## Task details:
Select all lines holding the word "gjøre" from the entries that follow.

________

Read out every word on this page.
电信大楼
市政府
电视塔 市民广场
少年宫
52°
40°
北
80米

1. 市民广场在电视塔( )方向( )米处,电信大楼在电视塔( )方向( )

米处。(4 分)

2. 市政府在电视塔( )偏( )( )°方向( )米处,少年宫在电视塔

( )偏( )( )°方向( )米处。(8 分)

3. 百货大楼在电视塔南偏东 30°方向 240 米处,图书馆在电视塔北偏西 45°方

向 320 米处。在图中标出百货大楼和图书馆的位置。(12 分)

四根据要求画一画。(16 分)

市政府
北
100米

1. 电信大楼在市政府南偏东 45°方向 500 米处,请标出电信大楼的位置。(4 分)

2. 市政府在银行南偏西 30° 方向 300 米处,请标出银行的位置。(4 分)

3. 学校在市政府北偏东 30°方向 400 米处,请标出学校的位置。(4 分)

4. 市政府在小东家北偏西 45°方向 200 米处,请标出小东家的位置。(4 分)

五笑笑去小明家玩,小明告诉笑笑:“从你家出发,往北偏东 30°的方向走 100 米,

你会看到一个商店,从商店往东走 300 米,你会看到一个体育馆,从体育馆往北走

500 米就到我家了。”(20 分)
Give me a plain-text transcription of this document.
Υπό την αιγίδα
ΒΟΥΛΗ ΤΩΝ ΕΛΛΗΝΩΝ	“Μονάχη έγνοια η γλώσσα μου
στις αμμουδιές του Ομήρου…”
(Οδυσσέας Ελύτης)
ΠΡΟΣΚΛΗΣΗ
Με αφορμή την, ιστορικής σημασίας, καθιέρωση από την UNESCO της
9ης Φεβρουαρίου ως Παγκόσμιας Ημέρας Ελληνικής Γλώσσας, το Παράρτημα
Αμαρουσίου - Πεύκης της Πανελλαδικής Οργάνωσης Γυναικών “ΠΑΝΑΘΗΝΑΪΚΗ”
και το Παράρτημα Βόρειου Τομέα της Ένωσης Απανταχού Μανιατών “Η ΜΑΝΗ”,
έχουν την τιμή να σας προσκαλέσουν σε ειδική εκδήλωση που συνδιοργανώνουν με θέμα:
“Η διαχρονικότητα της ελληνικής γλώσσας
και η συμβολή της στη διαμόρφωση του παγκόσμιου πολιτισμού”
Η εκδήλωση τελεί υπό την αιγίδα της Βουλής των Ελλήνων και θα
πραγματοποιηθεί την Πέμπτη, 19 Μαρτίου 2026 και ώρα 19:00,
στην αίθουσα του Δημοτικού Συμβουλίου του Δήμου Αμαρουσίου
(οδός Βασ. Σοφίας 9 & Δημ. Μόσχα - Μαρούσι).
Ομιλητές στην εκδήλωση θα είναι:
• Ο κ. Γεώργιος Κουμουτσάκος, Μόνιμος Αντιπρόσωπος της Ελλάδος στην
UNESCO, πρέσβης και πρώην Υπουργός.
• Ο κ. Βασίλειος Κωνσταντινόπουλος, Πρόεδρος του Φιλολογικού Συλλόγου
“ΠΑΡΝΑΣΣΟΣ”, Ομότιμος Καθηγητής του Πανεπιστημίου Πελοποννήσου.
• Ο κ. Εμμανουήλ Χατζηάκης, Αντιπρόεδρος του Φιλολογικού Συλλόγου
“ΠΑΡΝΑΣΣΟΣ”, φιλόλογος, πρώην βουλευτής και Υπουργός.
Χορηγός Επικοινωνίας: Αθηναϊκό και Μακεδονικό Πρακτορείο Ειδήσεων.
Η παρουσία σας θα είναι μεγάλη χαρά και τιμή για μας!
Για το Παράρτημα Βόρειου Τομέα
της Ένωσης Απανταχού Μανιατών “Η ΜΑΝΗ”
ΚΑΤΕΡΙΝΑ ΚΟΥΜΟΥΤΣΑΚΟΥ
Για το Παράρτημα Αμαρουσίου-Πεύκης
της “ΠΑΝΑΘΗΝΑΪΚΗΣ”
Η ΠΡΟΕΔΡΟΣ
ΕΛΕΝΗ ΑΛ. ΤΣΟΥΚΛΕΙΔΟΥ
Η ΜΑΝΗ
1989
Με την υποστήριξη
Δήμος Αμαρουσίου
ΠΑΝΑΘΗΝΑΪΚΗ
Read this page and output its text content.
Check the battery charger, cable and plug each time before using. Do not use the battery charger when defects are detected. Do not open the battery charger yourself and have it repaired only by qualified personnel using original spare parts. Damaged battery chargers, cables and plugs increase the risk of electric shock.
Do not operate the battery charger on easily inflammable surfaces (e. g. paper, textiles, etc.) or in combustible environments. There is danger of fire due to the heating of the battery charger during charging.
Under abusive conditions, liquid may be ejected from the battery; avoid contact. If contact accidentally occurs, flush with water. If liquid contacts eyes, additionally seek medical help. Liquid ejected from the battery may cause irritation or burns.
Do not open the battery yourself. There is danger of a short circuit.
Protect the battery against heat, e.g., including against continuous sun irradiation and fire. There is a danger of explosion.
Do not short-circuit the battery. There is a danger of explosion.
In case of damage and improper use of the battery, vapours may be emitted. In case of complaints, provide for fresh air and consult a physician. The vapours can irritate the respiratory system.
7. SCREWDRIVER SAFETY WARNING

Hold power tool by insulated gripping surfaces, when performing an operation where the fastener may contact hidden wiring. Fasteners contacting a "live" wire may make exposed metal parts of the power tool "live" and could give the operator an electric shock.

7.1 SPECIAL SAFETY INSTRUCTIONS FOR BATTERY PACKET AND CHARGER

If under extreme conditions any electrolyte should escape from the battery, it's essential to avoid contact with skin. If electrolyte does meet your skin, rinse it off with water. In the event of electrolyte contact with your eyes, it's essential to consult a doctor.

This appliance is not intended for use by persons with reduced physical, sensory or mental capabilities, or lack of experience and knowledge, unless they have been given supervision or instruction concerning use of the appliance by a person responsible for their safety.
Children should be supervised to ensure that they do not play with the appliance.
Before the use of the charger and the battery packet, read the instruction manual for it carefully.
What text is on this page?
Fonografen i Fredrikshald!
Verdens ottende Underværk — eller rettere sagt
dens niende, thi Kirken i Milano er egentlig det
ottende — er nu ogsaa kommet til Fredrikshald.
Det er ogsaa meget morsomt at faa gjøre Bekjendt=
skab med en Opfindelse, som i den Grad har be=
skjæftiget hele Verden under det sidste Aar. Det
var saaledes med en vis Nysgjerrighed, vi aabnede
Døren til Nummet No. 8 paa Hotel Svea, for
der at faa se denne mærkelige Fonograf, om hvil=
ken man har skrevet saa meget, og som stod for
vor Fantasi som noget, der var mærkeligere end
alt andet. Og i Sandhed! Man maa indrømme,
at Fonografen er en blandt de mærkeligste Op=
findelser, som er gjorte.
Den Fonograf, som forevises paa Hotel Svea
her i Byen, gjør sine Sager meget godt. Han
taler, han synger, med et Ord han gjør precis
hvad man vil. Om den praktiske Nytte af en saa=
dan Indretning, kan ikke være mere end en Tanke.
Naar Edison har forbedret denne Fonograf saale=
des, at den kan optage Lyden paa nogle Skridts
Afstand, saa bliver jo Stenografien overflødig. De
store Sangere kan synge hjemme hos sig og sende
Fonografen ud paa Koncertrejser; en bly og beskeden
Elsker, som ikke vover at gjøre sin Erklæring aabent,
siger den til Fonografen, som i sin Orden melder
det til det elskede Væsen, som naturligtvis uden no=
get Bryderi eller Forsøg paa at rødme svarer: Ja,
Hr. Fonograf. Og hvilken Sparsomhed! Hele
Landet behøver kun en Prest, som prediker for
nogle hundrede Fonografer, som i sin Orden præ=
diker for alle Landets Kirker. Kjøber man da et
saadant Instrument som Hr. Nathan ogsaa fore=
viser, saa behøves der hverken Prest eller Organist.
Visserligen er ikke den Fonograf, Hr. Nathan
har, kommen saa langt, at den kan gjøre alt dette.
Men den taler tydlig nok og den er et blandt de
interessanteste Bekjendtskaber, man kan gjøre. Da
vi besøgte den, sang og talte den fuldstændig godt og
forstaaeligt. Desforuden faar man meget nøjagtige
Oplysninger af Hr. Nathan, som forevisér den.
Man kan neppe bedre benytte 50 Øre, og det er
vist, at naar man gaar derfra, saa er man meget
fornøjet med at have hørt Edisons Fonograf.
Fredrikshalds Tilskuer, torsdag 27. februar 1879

________

## Task output:
Det er ogsaa meget morsomt at faa gjøre Bekjendt=
Elsker, som ikke vover at gjøre sin Erklæring aabent,
har, kommen saa langt, at den kan gjøre alt dette.
interessanteste Bekjendtskaber, man kan gjøre. Da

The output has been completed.